Supplied material -
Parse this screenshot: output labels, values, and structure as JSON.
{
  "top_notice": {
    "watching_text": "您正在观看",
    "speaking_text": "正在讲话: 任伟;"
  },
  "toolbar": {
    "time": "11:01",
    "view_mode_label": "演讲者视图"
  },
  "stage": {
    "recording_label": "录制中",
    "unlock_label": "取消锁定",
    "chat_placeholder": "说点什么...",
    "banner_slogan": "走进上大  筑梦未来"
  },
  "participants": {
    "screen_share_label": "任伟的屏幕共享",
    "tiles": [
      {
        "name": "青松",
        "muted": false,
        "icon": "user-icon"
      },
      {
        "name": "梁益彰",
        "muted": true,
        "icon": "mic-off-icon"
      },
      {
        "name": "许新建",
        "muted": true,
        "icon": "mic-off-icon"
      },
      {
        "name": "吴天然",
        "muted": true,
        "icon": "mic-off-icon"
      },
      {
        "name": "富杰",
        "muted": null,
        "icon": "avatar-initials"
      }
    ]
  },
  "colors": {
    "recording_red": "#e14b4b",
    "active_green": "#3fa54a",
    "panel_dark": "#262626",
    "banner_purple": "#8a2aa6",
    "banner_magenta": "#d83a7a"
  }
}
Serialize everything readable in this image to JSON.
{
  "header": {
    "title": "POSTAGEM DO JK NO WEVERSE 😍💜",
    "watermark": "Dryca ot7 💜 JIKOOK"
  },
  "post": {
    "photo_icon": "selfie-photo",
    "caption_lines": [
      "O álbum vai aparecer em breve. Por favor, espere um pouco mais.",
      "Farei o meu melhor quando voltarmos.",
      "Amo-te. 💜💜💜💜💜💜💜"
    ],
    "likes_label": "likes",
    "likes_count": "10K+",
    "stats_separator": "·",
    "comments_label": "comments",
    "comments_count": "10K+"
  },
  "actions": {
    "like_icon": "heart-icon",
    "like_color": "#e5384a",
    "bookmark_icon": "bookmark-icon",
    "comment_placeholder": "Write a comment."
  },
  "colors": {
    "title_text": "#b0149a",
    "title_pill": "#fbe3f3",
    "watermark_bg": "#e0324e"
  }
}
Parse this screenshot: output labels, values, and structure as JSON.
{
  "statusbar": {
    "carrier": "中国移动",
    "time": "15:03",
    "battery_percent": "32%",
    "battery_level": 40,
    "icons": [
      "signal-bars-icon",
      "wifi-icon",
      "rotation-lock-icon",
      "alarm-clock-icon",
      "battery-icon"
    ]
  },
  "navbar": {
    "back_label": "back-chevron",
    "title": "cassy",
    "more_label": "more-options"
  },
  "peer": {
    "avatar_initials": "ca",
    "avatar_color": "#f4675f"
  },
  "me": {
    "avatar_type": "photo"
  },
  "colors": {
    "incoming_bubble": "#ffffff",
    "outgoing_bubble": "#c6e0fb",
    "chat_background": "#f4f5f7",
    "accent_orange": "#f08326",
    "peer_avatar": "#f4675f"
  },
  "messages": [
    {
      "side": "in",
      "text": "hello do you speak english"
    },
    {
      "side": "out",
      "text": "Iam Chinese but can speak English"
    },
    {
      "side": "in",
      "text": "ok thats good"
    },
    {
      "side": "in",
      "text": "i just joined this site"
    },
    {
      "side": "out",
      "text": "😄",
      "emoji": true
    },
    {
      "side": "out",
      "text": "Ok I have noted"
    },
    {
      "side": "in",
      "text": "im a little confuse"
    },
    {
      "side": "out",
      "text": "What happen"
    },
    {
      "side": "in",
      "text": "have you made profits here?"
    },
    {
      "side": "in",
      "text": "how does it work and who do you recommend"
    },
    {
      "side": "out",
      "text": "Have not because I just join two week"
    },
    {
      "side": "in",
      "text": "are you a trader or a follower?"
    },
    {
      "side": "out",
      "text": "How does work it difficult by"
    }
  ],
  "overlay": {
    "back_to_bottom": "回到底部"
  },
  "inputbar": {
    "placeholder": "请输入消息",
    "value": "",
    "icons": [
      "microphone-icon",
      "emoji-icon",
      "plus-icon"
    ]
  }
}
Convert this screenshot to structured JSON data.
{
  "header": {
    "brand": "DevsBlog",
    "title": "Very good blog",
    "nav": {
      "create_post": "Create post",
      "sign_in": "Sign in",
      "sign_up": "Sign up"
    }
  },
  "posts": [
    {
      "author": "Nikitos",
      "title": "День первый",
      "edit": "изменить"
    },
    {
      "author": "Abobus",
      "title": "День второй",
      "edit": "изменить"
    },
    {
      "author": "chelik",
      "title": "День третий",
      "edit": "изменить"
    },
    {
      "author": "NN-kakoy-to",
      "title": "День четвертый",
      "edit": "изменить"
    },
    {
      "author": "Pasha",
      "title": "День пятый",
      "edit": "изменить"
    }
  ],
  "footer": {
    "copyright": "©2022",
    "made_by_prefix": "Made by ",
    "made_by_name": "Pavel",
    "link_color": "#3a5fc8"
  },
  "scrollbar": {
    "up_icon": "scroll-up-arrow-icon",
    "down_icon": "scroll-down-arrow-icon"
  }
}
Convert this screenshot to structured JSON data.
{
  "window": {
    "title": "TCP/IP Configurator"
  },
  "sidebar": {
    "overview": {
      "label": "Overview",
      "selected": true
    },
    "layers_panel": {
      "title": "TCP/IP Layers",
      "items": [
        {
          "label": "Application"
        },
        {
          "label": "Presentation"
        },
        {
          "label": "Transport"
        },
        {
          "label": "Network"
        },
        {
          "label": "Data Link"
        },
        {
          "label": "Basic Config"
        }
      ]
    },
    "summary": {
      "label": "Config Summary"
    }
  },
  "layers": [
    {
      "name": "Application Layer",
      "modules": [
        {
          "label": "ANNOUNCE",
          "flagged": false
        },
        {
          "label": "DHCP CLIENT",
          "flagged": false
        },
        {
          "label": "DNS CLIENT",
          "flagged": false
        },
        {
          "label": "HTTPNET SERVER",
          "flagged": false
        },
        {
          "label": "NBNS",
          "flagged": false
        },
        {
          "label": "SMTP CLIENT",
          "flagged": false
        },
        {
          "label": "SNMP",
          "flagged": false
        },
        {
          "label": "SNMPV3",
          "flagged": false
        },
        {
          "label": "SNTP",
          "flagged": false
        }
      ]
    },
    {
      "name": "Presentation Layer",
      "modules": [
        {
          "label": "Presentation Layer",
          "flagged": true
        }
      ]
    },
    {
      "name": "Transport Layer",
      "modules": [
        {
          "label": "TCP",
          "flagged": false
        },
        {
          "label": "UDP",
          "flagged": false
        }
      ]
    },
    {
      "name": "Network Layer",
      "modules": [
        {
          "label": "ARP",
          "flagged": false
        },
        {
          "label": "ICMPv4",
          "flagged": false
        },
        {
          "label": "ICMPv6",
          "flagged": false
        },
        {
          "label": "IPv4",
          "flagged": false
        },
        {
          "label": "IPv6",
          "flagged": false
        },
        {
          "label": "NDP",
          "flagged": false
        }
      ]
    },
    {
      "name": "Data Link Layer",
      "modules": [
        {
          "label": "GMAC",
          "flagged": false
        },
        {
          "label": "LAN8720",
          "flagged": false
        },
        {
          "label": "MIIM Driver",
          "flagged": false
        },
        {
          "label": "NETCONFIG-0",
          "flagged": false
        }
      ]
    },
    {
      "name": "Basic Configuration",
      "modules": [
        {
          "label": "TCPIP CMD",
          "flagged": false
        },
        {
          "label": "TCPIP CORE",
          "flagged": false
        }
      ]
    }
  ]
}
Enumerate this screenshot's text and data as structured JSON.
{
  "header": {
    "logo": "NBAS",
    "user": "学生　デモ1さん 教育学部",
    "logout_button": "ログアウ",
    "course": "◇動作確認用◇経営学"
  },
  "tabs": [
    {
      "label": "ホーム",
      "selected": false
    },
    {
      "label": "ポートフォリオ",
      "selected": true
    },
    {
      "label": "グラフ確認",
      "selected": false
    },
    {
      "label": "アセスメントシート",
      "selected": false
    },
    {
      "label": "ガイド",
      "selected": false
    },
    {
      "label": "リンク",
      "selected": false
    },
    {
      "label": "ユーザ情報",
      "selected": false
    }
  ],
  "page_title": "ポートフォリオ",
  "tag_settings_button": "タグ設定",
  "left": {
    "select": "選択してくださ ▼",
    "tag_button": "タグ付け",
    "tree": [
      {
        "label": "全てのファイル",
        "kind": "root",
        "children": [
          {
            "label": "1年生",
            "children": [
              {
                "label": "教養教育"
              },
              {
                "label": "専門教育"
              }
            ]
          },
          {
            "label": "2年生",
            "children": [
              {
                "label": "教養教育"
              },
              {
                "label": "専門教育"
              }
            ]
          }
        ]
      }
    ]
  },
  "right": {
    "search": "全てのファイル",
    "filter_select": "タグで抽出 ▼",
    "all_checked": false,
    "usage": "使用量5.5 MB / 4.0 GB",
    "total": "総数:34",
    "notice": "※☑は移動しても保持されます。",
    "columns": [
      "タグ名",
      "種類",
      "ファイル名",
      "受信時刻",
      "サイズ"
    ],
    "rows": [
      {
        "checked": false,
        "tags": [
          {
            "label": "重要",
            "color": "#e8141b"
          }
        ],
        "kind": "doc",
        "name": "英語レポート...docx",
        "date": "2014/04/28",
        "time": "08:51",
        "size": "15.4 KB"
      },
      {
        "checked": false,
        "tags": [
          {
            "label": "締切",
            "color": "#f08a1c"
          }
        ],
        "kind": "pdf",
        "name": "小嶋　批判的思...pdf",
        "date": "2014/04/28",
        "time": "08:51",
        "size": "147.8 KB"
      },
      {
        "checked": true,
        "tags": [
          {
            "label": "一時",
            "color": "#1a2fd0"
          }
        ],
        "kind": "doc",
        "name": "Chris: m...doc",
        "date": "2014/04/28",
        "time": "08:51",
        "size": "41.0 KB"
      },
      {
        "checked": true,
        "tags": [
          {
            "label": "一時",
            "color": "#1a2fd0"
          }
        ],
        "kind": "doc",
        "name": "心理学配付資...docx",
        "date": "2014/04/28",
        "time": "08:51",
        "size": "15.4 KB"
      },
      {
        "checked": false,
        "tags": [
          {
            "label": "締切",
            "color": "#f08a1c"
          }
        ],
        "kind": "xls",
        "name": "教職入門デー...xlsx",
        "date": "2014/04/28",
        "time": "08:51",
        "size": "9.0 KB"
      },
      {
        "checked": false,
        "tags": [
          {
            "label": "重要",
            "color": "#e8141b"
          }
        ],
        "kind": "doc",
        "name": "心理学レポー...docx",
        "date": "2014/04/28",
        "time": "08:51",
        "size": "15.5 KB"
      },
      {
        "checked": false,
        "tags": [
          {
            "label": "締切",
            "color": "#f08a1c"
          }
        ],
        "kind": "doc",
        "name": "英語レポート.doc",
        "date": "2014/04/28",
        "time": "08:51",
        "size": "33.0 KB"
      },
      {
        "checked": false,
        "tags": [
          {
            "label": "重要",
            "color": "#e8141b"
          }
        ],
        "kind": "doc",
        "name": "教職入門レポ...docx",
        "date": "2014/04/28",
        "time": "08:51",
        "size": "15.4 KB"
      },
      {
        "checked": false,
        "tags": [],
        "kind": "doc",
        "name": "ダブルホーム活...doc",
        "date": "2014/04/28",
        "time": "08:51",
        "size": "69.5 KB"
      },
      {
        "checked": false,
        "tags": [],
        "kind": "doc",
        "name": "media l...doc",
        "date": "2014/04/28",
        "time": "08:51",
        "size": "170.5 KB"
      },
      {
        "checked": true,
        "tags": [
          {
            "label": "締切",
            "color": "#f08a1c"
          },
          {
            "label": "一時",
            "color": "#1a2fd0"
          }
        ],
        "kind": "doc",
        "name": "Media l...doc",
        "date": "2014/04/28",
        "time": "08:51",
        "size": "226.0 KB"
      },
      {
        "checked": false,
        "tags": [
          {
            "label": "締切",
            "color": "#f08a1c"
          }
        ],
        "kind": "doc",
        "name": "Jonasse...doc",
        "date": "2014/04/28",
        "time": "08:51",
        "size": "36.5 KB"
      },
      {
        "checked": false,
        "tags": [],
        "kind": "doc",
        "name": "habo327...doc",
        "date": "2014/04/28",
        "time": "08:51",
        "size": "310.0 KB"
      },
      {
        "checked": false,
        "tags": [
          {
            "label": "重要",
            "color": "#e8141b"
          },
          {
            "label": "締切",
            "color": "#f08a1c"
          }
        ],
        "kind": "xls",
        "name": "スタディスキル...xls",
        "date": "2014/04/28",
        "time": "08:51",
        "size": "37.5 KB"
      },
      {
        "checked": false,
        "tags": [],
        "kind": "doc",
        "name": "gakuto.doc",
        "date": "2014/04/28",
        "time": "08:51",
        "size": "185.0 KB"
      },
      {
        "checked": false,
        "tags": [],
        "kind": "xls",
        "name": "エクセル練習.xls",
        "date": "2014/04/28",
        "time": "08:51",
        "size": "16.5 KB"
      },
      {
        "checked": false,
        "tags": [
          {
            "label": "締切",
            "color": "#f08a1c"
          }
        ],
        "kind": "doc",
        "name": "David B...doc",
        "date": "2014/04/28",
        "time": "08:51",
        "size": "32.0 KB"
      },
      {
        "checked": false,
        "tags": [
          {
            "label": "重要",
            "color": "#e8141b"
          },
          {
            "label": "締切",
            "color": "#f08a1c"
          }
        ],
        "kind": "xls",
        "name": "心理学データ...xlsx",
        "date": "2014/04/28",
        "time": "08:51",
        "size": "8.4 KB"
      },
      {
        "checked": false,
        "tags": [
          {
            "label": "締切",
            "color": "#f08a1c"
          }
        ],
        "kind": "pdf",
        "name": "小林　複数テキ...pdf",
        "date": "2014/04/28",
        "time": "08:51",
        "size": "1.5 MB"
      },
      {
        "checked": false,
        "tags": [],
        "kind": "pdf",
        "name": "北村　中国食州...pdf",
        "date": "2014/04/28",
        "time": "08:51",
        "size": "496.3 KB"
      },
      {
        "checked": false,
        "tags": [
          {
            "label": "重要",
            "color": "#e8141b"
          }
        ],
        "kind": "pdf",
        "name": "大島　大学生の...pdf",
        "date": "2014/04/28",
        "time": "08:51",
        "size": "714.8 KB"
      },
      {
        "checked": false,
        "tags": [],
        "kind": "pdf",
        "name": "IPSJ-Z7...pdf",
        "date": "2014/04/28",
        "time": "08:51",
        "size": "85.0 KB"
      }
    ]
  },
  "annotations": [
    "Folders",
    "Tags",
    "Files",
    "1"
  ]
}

Objective -
Above are the records. Identify each line that contains the word "this".

Task response -
Parse this screenshot: output labels, values, and structure as JSON.
Serialize everything readable in this image to JSON.
Parse this screenshot: output labels, values, and structure as JSON.
      "text": "i just joined this site"
Convert this screenshot to structured JSON data.
Convert this screenshot to structured JSON data.
Enumerate this screenshot's text and data as structured JSON.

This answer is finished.